** Begin DATA LINES **

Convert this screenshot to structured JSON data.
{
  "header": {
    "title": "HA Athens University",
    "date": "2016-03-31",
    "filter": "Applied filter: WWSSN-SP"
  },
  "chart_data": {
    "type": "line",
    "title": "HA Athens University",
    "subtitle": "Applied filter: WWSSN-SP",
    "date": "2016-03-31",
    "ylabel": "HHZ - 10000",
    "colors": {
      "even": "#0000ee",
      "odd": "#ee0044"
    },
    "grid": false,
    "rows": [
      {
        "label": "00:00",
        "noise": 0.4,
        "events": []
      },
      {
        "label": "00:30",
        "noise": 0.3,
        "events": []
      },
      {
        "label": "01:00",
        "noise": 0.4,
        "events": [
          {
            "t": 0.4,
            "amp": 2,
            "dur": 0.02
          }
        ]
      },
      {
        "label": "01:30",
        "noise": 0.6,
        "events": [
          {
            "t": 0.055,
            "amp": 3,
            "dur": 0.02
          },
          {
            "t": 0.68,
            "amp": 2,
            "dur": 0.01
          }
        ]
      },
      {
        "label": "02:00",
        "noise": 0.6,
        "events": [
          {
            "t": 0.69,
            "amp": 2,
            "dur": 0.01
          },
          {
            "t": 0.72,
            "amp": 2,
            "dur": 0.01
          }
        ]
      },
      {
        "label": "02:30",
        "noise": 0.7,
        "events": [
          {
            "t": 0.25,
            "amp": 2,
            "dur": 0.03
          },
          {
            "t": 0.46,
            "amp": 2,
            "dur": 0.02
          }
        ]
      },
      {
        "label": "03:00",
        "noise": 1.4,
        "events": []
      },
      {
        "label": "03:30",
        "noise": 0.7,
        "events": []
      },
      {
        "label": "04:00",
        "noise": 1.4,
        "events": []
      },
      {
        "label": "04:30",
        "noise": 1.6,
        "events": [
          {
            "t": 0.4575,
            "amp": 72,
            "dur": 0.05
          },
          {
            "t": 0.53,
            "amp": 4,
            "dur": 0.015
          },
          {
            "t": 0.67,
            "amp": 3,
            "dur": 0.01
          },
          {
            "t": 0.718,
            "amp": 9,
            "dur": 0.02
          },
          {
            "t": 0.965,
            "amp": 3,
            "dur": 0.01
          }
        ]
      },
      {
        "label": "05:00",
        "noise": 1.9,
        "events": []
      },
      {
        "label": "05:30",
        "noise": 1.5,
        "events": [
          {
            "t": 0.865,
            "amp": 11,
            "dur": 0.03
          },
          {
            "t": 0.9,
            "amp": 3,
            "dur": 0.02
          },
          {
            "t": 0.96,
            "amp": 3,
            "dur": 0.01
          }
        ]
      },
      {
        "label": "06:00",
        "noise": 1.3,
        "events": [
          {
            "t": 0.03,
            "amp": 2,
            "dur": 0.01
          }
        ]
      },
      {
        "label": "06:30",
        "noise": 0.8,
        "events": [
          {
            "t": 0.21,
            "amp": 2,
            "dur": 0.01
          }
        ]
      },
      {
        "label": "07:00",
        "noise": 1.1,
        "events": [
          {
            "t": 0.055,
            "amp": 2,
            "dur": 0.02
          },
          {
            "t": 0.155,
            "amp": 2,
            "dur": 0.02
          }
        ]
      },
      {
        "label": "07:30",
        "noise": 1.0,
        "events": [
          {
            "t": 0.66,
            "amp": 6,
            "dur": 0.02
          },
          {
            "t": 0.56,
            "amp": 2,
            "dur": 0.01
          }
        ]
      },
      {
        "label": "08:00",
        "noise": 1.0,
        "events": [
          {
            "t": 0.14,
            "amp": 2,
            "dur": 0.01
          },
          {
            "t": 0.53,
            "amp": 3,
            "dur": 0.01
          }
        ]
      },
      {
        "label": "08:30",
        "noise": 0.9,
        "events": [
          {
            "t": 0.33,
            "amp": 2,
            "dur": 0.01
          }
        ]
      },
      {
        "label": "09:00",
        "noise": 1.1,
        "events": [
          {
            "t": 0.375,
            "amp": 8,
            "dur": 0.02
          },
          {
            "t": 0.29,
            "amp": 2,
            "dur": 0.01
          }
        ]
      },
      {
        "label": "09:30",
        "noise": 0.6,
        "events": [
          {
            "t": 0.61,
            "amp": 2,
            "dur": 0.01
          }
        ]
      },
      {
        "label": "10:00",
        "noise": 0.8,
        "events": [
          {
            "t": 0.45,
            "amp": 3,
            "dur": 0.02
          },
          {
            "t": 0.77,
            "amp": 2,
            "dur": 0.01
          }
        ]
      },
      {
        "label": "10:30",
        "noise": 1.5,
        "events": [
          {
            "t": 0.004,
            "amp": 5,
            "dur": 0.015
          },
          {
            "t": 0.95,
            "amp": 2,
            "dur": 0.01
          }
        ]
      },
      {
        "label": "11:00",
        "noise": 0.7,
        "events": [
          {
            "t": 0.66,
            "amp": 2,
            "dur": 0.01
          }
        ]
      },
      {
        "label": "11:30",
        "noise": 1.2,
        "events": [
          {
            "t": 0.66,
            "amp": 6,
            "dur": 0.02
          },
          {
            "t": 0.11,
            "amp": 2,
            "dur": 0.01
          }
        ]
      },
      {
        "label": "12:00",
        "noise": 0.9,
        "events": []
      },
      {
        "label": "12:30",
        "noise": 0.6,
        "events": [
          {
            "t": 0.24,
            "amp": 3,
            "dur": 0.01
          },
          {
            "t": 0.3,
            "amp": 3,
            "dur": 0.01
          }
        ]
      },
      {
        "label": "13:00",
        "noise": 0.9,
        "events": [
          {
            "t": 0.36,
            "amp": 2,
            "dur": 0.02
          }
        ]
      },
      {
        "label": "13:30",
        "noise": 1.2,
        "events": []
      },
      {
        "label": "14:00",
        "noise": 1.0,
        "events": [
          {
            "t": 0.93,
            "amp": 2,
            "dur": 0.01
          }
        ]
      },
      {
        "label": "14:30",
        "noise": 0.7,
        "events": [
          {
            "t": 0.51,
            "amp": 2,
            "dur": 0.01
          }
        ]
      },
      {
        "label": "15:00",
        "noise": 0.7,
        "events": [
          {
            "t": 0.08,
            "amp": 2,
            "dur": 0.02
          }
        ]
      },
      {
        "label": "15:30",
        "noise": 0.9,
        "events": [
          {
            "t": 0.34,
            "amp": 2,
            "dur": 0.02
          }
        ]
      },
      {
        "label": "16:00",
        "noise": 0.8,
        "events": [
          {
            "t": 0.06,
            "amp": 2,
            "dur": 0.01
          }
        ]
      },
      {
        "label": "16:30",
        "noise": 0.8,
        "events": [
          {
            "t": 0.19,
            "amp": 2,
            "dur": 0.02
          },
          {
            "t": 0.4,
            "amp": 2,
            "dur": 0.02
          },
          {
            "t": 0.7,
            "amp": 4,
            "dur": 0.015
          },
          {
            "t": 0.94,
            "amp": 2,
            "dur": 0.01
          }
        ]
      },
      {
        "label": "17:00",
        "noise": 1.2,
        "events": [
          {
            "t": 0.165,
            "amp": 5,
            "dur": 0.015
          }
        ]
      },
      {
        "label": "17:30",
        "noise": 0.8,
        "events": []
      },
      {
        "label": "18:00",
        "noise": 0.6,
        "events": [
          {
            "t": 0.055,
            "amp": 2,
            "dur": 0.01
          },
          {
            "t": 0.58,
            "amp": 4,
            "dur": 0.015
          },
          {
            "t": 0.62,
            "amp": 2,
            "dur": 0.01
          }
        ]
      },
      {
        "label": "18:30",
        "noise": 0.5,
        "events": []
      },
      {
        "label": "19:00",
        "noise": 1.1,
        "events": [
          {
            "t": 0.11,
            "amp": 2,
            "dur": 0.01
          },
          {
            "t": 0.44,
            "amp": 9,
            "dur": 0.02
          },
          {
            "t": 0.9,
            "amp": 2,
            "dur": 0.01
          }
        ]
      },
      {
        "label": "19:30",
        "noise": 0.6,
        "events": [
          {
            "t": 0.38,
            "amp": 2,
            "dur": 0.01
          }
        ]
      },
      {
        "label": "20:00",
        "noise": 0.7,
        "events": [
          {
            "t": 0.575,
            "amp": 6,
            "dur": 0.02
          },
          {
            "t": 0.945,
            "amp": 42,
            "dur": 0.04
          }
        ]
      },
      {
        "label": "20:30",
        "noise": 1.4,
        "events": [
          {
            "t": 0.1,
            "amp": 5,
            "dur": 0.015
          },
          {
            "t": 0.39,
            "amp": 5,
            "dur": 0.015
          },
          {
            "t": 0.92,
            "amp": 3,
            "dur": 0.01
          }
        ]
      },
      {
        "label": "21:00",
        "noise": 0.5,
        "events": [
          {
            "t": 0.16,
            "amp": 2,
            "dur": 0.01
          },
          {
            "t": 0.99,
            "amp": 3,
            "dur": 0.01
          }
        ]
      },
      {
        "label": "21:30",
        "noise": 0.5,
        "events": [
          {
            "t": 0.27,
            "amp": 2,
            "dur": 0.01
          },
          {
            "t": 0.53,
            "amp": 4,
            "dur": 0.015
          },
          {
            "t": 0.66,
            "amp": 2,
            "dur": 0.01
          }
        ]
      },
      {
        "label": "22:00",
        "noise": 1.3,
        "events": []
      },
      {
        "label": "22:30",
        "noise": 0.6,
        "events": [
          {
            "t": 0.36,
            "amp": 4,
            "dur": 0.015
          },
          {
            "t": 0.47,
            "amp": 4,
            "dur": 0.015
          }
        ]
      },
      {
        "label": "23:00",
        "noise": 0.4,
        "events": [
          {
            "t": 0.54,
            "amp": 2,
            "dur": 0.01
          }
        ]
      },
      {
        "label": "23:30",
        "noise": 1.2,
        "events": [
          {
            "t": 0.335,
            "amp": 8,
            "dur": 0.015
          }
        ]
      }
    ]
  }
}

** End DATA LINES **

WRITTEN EXERCISE
Give nothing but the number of lines containing the string "WWSSN".

COMPLETE RESPONSE
2